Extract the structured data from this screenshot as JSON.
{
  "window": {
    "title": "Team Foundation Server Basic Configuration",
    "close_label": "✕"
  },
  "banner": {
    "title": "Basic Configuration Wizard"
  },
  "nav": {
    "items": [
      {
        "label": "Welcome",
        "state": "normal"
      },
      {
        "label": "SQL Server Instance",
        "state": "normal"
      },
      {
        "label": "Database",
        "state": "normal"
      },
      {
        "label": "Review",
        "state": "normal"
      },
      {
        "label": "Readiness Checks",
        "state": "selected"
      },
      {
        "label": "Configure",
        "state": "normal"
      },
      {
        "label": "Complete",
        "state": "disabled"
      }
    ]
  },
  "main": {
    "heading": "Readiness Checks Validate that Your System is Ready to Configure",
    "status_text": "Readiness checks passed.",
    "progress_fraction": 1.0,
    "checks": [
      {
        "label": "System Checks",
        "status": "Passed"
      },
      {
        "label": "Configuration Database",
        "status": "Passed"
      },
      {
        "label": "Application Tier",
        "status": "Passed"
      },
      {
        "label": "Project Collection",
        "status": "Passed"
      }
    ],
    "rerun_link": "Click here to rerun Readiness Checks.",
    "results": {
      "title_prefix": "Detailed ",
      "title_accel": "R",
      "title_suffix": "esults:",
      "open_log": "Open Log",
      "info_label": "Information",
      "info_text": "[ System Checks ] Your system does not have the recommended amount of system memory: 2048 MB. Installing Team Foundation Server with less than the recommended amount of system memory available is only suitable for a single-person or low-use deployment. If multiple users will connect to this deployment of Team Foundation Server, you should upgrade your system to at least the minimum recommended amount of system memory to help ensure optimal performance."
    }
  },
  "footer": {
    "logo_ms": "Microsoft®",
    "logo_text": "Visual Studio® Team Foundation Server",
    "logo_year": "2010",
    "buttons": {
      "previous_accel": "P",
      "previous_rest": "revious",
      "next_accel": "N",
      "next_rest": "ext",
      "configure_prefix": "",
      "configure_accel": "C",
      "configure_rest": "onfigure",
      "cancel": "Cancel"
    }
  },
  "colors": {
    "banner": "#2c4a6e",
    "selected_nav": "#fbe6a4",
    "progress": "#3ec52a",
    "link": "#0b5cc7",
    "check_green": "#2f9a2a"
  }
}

## To be done
Please set down each line of the records exactly as given.

## The answer
Extract the structured data from this screenshot as JSON.
{
  "window": {
    "title": "Team Foundation Server Basic Configuration",
    "close_label": "✕"
  },
  "banner": {
    "title": "Basic Configuration Wizard"
  },
  "nav": {
    "items": [
      {
        "label": "Welcome",
        "state": "normal"
      },
      {
        "label": "SQL Server Instance",
        "state": "normal"
      },
      {
        "label": "Database",
        "state": "normal"
      },
      {
        "label": "Review",
        "state": "normal"
      },
      {
        "label": "Readiness Checks",
        "state": "selected"
      },
      {
        "label": "Configure",
        "state": "normal"
      },
      {
        "label": "Complete",
        "state": "disabled"
      }
    ]
  },
  "main": {
    "heading": "Readiness Checks Validate that Your System is Ready to Configure",
    "status_text": "Readiness checks passed.",
    "progress_fraction": 1.0,
    "checks": [
      {
        "label": "System Checks",
        "status": "Passed"
      },
      {
        "label": "Configuration Database",
        "status": "Passed"
      },
      {
        "label": "Application Tier",
        "status": "Passed"
      },
      {
        "label": "Project Collection",
        "status": "Passed"
      }
    ],
    "rerun_link": "Click here to rerun Readiness Checks.",
    "results": {
      "title_prefix": "Detailed ",
      "title_accel": "R",
      "title_suffix": "esults:",
      "open_log": "Open Log",
      "info_label": "Information",
      "info_text": "[ System Checks ] Your system does not have the recommended amount of system memory: 2048 MB. Installing Team Foundation Server with less than the recommended amount of system memory available is only suitable for a single-person or low-use deployment. If multiple users will connect to this deployment of Team Foundation Server, you should upgrade your system to at least the minimum recommended amount of system memory to help ensure optimal performance."
    }
  },
  "footer": {
    "logo_ms": "Microsoft®",
    "logo_text": "Visual Studio® Team Foundation Server",
    "logo_year": "2010",
    "buttons": {
      "previous_accel": "P",
      "previous_rest": "revious",
      "next_accel": "N",
      "next_rest": "ext",
      "configure_prefix": "",
      "configure_accel": "C",
      "configure_rest": "onfigure",
      "cancel": "Cancel"
    }
  },
  "colors": {
    "banner": "#2c4a6e",
    "selected_nav": "#fbe6a4",
    "progress": "#3ec52a",
    "link": "#0b5cc7",
    "check_green": "#2f9a2a"
  }
}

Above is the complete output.